-------- DATA ROWS --------
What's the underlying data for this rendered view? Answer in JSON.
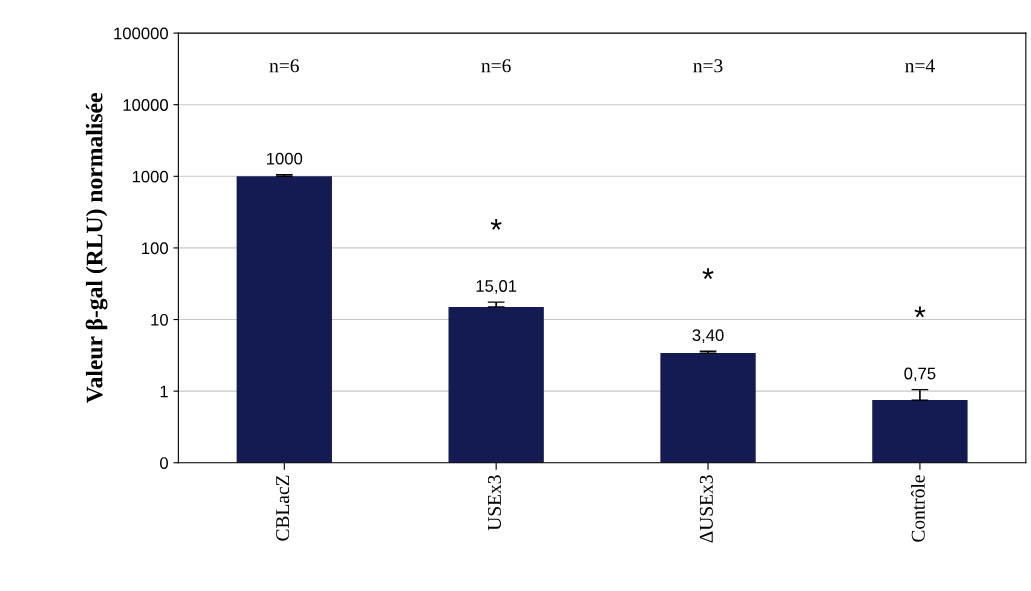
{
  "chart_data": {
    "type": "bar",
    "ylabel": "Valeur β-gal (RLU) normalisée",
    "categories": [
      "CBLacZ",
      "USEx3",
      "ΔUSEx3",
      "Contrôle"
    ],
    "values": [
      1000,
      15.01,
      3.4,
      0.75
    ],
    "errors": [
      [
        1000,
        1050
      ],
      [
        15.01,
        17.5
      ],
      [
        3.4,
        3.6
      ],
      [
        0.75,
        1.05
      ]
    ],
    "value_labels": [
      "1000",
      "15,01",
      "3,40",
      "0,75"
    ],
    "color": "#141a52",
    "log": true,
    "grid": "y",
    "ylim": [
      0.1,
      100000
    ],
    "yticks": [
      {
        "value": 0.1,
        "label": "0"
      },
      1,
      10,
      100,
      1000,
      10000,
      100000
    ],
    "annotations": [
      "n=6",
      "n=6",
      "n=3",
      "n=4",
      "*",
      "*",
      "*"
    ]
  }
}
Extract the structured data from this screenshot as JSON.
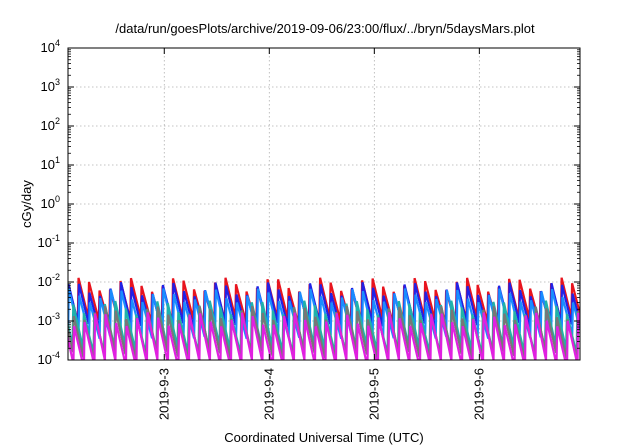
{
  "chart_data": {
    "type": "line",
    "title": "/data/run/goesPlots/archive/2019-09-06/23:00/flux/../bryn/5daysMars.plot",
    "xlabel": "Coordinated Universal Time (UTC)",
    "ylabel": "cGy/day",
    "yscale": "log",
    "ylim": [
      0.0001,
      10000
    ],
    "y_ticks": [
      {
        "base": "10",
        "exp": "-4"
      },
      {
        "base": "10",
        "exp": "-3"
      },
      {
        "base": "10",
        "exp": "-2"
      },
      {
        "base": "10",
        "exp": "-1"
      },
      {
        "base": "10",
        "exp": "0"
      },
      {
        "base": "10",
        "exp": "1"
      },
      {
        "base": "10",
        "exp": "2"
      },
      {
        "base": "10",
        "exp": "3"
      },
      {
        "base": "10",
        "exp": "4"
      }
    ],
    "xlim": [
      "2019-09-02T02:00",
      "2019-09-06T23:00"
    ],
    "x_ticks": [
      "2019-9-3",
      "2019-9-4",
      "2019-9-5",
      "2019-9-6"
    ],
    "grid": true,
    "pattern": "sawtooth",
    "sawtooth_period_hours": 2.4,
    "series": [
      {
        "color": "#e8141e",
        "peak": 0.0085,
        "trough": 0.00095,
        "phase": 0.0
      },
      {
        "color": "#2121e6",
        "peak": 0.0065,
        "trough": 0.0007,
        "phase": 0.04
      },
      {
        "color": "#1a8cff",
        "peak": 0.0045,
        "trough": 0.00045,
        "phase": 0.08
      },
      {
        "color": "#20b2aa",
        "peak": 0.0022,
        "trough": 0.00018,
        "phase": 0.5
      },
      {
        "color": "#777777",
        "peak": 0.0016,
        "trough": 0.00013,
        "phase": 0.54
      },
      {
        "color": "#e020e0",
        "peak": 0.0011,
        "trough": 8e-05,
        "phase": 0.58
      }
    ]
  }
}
--------
-------- DATA ROWS --------
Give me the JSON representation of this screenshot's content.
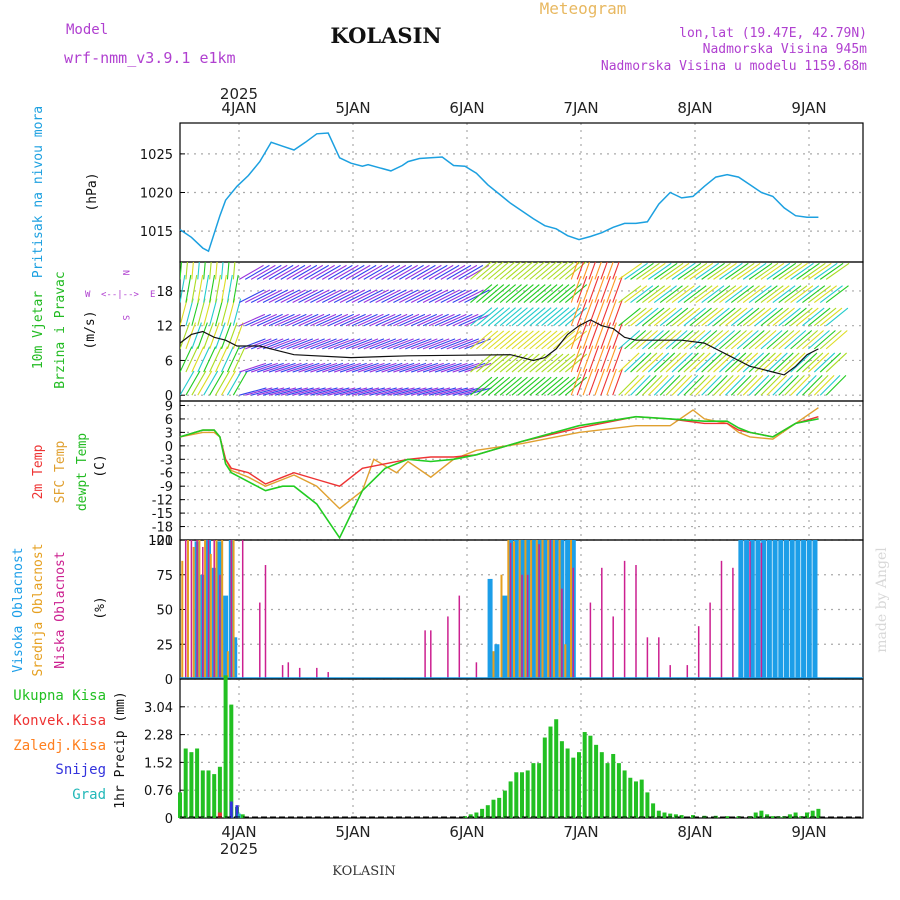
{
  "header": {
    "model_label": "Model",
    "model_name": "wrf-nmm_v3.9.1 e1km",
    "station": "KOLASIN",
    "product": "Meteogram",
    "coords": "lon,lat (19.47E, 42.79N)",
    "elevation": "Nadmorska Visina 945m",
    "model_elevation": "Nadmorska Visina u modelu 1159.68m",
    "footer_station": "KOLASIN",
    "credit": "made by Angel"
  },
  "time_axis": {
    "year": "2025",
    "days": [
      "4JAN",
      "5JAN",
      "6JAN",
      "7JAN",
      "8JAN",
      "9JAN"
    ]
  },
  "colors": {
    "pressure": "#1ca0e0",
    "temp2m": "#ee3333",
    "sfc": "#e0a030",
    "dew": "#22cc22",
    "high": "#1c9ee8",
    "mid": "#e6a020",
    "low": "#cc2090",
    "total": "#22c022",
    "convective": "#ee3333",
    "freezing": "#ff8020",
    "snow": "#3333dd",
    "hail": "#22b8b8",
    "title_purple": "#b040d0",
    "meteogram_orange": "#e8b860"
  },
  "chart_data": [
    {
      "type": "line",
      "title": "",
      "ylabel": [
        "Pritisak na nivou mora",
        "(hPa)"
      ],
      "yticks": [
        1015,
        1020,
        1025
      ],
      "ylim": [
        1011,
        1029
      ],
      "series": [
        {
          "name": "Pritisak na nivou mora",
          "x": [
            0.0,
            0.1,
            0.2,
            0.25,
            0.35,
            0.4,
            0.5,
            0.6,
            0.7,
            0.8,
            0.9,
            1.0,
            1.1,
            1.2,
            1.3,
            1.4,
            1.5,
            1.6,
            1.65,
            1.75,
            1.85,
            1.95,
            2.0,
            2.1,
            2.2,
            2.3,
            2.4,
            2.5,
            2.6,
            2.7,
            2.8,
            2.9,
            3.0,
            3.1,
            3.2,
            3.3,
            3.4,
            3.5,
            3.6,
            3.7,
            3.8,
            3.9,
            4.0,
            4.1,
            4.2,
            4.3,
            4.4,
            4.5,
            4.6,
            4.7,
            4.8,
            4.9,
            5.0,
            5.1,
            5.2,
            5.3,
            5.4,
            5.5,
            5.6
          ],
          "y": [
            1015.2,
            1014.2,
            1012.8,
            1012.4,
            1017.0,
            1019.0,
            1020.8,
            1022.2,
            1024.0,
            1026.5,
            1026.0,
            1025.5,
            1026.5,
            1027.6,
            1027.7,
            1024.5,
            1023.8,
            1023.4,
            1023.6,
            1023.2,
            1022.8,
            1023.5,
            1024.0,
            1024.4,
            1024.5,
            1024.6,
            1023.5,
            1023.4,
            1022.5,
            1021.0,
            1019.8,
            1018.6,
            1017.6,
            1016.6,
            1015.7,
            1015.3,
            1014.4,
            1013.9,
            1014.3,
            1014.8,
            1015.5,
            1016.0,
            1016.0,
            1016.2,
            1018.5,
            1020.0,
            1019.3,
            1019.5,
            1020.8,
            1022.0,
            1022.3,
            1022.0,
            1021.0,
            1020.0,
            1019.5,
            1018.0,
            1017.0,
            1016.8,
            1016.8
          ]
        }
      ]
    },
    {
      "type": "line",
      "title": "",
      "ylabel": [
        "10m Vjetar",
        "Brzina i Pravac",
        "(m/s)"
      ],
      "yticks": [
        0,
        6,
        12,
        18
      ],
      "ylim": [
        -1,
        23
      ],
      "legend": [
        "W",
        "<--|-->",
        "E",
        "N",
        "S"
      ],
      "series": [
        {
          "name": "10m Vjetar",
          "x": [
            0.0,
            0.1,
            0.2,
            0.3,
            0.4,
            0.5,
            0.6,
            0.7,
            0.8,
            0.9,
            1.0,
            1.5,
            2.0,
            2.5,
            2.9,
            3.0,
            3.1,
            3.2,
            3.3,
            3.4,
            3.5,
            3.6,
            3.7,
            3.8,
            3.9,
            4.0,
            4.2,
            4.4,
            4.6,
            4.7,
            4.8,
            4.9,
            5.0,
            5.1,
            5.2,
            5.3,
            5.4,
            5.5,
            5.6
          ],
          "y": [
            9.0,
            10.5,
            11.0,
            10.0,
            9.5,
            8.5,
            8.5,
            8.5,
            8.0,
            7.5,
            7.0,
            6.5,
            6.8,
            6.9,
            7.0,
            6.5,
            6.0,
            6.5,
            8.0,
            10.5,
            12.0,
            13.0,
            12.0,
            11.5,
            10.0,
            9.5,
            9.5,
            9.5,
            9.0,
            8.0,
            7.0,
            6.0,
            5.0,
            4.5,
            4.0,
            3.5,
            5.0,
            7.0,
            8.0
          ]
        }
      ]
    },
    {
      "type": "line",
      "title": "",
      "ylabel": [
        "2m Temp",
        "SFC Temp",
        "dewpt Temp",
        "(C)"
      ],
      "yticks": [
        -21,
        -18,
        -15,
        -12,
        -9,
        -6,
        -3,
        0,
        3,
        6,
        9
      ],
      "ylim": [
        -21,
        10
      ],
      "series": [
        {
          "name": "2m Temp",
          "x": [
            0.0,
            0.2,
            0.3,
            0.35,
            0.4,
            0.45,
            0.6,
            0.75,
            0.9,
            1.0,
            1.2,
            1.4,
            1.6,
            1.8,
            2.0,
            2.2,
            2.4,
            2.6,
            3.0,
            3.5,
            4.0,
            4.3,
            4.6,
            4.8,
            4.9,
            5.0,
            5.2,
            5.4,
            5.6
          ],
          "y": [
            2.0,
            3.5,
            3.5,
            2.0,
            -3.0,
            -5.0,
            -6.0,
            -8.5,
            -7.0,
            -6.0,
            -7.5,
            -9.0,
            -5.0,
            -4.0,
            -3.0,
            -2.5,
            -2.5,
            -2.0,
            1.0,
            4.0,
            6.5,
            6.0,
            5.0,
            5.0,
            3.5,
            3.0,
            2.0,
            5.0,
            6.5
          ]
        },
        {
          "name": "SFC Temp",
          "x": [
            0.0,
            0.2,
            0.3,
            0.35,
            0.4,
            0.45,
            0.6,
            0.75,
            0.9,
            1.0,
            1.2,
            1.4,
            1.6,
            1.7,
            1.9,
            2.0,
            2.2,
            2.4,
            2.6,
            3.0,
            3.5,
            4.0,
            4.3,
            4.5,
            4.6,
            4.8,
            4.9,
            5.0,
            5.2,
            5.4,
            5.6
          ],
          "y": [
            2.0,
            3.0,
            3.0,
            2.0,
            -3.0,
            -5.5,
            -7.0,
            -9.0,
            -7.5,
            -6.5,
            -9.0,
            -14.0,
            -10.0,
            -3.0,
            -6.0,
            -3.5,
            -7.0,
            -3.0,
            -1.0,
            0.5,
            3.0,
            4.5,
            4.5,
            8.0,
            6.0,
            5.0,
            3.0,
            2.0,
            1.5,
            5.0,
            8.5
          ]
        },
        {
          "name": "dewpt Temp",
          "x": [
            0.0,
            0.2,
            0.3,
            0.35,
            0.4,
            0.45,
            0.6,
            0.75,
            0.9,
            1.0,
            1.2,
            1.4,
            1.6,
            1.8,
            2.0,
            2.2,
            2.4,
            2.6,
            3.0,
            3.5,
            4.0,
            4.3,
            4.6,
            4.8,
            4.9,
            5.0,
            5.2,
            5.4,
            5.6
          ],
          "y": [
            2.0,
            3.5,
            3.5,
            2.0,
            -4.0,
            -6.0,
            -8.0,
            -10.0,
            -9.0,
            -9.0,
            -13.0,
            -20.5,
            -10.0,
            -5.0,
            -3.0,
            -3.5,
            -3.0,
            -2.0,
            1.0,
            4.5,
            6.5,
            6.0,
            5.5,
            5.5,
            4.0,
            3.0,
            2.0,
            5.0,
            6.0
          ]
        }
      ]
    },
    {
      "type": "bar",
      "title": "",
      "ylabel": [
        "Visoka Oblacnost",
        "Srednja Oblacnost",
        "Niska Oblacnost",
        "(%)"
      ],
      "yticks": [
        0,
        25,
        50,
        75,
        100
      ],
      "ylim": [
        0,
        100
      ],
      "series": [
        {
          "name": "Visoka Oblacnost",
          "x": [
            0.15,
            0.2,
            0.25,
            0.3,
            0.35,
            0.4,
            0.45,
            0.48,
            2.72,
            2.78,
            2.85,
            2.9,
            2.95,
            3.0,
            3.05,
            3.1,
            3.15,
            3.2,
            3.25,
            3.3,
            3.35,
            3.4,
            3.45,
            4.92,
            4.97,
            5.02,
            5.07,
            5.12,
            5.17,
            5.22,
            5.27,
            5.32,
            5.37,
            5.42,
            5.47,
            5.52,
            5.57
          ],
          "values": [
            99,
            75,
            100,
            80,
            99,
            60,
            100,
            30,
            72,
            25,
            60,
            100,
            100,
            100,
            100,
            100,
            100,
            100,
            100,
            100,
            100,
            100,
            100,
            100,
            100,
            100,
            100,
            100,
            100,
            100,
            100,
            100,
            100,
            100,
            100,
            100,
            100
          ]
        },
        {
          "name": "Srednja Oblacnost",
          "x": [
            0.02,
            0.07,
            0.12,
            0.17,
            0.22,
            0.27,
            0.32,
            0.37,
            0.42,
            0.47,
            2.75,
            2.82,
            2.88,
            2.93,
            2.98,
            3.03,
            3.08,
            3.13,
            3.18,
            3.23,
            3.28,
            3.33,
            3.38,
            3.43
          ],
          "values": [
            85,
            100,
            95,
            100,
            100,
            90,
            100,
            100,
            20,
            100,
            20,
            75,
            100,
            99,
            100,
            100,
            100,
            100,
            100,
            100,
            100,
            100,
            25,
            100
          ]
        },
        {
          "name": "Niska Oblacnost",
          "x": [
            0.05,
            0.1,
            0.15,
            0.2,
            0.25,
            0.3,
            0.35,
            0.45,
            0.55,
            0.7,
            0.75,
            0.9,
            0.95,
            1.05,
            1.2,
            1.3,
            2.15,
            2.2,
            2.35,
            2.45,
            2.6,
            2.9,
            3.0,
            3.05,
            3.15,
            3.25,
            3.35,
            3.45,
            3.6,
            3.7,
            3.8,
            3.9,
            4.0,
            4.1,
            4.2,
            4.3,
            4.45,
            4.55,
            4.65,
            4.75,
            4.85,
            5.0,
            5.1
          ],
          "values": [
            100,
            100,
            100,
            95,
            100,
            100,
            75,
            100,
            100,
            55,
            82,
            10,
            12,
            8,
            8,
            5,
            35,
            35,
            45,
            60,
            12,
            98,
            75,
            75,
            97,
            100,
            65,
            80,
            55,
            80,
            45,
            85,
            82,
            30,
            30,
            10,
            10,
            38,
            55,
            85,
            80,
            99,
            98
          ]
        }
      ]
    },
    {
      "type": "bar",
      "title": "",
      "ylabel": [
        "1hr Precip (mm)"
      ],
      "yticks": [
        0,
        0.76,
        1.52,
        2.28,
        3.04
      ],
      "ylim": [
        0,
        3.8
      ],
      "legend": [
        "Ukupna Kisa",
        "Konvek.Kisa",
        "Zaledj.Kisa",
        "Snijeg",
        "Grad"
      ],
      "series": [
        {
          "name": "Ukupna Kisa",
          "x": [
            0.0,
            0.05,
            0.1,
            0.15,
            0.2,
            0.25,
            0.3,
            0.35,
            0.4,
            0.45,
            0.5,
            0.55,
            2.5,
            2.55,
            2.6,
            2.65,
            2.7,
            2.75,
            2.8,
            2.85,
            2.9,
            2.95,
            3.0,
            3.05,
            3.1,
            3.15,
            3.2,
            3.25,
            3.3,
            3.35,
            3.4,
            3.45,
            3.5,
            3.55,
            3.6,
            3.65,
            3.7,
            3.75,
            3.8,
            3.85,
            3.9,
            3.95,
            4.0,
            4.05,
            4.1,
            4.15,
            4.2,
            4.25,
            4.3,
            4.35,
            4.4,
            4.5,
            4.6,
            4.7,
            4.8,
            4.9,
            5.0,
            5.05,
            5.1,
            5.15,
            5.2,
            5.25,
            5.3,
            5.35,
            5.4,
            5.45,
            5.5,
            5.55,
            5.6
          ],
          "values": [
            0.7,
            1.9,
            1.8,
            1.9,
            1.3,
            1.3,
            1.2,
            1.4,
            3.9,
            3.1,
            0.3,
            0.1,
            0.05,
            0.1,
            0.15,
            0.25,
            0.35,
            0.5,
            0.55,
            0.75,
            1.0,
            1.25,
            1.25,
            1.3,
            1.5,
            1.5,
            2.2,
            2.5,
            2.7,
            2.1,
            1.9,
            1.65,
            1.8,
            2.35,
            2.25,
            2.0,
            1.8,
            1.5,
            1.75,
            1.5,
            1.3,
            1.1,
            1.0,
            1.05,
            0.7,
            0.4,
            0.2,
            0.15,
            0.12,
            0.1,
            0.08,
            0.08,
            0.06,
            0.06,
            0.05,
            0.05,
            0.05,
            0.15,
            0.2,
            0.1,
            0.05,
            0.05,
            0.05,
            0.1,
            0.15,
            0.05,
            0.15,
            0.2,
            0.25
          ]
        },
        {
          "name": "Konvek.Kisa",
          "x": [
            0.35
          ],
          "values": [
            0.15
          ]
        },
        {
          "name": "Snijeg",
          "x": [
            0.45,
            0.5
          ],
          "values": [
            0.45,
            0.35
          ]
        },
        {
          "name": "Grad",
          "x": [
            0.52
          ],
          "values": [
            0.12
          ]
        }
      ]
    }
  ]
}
--------
WHAT TO DO: Count the lines in the records above that contain the word "trough", and give only that number.

ANSWER TO THE TASK: 6